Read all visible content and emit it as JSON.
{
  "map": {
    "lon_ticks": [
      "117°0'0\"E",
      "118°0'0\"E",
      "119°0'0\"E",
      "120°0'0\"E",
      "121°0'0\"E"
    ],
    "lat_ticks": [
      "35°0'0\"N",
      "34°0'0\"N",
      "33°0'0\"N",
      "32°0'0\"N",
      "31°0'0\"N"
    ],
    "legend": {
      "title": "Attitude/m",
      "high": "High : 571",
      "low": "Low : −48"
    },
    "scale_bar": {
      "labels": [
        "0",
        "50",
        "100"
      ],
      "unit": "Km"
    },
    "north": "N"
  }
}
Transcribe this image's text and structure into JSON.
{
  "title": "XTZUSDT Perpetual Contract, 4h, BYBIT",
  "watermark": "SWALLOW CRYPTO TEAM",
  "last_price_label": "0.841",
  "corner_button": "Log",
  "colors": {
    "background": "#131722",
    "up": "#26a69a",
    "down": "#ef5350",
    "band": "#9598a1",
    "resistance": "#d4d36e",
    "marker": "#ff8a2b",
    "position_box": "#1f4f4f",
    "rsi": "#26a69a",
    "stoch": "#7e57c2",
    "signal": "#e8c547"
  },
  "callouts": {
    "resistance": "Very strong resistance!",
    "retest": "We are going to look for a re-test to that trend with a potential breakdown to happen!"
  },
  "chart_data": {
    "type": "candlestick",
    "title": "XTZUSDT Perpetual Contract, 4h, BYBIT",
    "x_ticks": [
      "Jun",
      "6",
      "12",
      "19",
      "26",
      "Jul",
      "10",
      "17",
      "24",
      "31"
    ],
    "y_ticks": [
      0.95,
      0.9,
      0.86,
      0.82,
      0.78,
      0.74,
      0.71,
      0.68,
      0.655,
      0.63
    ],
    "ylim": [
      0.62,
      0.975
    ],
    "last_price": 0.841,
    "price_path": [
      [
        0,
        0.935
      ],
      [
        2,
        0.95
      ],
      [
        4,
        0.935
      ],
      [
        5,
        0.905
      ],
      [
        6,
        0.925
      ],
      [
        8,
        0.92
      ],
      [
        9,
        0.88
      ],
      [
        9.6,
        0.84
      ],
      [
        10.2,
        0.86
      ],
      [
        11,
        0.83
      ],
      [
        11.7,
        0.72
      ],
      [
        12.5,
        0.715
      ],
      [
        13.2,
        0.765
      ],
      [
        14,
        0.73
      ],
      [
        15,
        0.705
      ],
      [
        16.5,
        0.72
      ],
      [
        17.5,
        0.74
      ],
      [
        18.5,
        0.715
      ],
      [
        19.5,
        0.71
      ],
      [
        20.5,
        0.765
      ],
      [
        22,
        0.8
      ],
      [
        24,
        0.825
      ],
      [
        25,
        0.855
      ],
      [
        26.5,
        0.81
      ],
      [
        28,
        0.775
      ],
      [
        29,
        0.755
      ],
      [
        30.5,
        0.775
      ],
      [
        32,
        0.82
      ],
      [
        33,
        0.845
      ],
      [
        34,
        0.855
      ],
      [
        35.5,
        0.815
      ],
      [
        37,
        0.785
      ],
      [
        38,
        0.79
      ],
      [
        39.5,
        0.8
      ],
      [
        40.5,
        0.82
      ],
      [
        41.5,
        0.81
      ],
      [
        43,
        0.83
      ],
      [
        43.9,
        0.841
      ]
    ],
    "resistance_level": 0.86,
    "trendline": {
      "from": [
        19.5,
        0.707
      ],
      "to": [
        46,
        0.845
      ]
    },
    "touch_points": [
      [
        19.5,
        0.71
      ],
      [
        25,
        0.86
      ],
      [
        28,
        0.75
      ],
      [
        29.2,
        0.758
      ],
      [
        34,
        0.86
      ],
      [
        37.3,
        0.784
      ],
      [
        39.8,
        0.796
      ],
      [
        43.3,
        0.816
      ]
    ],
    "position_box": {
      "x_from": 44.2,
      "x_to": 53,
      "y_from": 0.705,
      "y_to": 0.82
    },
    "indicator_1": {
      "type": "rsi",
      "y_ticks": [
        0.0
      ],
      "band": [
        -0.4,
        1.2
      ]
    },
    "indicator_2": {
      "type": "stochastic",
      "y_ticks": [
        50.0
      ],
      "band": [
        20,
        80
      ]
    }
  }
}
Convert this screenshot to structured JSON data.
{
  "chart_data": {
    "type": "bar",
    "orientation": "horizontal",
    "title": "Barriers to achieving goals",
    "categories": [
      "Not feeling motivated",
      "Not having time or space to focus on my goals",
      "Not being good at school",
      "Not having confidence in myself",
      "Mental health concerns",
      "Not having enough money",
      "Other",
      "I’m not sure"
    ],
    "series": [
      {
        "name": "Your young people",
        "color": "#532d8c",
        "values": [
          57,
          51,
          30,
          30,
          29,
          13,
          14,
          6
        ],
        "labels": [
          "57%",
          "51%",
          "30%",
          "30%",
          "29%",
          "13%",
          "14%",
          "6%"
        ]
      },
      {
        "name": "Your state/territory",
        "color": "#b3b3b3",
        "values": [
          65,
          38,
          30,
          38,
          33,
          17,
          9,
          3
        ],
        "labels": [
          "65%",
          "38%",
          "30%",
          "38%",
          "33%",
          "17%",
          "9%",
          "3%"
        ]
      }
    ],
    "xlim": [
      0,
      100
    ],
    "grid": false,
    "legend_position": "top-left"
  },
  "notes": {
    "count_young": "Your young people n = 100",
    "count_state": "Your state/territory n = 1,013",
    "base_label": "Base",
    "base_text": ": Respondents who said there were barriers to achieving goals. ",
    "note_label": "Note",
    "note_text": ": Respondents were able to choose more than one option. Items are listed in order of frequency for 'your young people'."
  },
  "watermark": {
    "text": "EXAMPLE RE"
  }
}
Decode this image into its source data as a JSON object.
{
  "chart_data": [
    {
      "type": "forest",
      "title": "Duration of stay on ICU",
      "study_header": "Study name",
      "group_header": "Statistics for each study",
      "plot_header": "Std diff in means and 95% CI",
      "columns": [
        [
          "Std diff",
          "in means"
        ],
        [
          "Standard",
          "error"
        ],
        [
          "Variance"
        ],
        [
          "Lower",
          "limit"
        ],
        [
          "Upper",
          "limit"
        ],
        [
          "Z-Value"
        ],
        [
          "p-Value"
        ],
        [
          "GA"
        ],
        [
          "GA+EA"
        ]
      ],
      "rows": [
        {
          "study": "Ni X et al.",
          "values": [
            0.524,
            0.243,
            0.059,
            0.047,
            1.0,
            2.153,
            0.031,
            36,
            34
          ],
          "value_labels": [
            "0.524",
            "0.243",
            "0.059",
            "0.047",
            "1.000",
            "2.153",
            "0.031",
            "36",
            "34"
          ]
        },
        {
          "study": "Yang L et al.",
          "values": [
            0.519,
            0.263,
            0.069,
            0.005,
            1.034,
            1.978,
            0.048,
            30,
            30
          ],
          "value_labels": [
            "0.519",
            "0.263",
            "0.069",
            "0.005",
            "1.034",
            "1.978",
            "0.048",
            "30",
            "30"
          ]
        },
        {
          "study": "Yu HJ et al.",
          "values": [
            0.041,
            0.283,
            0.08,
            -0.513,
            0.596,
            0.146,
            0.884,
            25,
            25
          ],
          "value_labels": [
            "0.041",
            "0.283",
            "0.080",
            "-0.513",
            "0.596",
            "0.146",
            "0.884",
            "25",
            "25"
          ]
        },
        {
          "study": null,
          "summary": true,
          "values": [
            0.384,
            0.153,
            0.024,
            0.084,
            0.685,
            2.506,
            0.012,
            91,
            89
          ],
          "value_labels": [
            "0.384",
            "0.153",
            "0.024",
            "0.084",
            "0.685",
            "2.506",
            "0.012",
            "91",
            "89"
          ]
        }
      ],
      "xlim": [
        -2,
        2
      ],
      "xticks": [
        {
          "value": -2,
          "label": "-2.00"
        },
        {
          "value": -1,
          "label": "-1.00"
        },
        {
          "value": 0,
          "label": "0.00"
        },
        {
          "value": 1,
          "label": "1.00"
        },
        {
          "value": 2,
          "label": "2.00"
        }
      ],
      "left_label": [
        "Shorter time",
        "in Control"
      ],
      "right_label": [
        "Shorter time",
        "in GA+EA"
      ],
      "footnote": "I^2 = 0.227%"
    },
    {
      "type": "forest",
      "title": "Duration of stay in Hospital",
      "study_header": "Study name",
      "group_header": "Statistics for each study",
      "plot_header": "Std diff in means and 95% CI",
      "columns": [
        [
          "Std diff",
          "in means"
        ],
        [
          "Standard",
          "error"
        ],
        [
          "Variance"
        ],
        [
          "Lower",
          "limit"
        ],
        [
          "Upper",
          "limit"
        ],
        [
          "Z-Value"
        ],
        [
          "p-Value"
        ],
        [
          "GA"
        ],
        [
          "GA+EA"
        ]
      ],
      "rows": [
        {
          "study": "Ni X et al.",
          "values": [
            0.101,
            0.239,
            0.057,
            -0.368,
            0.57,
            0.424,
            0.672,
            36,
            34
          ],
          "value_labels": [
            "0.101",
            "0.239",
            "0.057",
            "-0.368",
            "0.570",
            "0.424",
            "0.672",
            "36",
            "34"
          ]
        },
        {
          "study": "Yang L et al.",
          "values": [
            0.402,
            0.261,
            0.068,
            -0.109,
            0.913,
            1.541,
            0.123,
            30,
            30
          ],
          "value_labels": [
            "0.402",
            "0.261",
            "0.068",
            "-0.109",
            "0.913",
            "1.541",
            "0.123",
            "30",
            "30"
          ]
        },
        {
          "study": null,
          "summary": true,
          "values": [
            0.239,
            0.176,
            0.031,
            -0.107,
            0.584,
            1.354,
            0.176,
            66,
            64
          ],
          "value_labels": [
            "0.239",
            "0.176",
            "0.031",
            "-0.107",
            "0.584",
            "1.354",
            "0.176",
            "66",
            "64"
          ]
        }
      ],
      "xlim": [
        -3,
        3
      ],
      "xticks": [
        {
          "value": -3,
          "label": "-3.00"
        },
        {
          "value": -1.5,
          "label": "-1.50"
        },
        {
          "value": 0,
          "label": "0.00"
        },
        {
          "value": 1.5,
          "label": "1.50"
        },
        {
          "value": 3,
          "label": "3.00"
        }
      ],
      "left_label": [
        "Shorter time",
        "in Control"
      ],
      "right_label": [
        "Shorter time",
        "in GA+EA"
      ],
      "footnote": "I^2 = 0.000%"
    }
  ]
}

** YOUR GOAL **
Lines holding the word "XTZUSDT" in the entries above are the ones to pull out. Copy them all.

** SOLUTION TO THIS EXERCISE **
  "title": "XTZUSDT Perpetual Contract, 4h, BYBIT",
    "title": "XTZUSDT Perpetual Contract, 4h, BYBIT",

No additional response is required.